(Rows from a dataset)
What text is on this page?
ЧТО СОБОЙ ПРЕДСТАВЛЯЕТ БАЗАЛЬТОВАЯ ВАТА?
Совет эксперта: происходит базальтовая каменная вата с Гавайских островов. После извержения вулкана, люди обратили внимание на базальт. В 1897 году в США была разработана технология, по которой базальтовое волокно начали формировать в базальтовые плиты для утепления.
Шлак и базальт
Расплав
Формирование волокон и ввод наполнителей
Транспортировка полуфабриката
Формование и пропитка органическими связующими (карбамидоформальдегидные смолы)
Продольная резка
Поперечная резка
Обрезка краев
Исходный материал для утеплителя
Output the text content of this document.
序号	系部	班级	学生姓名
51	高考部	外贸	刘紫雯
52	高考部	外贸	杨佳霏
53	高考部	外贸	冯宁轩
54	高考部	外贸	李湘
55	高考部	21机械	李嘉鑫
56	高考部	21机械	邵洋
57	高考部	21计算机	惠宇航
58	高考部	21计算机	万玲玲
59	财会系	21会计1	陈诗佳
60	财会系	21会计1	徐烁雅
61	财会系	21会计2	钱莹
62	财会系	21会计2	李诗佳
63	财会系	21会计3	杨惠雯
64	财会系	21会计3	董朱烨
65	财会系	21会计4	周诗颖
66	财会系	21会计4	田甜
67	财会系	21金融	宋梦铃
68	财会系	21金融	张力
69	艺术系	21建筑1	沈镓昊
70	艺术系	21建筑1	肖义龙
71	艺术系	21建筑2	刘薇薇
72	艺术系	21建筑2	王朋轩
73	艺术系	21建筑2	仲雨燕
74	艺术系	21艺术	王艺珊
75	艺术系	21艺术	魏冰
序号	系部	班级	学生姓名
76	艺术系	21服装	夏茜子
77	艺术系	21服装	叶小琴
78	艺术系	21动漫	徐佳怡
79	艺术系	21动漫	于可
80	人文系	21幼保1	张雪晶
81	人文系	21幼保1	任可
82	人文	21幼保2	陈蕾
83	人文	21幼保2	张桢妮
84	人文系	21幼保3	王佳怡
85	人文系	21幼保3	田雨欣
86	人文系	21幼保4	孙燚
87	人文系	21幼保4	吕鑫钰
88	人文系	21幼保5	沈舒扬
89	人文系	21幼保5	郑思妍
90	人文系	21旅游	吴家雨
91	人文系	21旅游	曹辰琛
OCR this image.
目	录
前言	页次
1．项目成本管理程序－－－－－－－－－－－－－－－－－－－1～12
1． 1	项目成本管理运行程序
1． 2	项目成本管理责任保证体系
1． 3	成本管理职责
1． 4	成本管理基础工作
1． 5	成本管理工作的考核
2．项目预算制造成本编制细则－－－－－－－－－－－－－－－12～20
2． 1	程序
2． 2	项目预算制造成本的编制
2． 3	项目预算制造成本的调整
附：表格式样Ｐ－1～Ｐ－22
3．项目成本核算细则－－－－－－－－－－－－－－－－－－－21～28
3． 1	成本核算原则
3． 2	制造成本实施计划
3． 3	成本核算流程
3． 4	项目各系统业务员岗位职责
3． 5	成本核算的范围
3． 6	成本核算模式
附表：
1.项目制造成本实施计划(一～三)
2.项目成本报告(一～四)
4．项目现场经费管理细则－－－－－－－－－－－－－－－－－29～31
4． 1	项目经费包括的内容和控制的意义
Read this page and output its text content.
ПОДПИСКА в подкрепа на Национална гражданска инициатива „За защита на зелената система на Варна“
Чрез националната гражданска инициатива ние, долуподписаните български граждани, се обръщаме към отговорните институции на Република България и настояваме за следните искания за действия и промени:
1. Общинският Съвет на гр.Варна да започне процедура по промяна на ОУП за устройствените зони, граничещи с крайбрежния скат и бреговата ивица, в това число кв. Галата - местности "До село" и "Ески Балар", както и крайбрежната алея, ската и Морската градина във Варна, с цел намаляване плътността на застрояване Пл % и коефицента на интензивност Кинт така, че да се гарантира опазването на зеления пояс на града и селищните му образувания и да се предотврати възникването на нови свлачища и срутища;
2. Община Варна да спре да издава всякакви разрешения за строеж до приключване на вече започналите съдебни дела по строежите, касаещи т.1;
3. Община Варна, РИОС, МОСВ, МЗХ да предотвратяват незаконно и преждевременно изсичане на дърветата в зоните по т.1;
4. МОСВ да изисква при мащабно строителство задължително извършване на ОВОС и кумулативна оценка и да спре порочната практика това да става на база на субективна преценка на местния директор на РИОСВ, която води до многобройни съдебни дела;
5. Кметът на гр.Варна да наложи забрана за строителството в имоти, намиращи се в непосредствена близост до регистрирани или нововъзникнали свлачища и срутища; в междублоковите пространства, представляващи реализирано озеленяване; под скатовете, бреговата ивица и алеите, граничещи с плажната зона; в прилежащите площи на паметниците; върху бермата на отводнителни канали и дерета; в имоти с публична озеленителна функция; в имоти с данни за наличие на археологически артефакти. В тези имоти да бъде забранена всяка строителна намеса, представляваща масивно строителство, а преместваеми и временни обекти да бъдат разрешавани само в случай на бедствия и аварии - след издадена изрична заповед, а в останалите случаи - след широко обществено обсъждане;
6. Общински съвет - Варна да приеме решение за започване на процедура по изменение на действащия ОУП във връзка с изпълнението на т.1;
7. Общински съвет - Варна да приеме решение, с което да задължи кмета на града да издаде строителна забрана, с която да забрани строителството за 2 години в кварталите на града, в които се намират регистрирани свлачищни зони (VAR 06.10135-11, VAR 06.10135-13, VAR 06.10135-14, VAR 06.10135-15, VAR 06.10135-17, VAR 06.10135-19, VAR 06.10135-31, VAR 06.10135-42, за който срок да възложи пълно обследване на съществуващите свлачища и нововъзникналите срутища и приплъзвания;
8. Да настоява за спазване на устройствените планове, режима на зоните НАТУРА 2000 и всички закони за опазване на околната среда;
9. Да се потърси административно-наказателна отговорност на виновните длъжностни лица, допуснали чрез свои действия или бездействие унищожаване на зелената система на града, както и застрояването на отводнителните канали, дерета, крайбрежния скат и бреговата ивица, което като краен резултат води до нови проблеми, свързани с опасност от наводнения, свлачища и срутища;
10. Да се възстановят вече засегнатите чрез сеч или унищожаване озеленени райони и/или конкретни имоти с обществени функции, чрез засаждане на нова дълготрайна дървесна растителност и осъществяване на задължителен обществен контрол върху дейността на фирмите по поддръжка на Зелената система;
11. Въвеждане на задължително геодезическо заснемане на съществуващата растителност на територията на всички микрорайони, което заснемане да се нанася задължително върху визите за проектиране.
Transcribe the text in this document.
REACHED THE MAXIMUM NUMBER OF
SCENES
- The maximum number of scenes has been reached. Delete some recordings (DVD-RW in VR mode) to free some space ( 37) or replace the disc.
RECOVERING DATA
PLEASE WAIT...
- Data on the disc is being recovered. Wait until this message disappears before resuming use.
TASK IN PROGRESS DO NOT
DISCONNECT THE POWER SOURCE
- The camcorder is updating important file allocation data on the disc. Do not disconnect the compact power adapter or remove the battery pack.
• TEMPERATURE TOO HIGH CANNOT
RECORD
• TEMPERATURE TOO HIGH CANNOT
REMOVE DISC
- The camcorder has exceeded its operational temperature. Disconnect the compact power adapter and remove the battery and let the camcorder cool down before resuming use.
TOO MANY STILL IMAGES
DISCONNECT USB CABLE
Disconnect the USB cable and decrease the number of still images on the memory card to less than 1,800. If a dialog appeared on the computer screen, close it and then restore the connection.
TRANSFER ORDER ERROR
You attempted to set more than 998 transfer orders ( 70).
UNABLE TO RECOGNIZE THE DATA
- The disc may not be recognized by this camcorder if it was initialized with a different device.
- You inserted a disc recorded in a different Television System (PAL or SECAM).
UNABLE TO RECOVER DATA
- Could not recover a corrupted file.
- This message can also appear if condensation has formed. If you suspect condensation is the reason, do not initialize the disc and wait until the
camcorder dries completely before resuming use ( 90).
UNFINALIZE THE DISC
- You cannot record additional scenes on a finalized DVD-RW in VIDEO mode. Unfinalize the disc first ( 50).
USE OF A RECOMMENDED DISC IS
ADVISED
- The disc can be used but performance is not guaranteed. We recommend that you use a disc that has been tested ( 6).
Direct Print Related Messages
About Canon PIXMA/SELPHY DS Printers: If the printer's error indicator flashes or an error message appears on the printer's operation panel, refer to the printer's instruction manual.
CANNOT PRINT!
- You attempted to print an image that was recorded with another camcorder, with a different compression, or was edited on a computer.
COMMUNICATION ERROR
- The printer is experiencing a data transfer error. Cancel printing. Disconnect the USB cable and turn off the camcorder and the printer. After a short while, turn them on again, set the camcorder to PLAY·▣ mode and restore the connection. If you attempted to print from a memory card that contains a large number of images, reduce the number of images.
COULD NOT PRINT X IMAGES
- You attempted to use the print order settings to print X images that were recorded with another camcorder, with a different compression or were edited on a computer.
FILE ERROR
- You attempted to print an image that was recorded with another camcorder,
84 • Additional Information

* [WHAT IS EXPECTED] Show each line of the data that contains the string "document".

* [ANSWER TO THIS EXERCISE]
Output the text content of this document.
Transcribe the text in this document.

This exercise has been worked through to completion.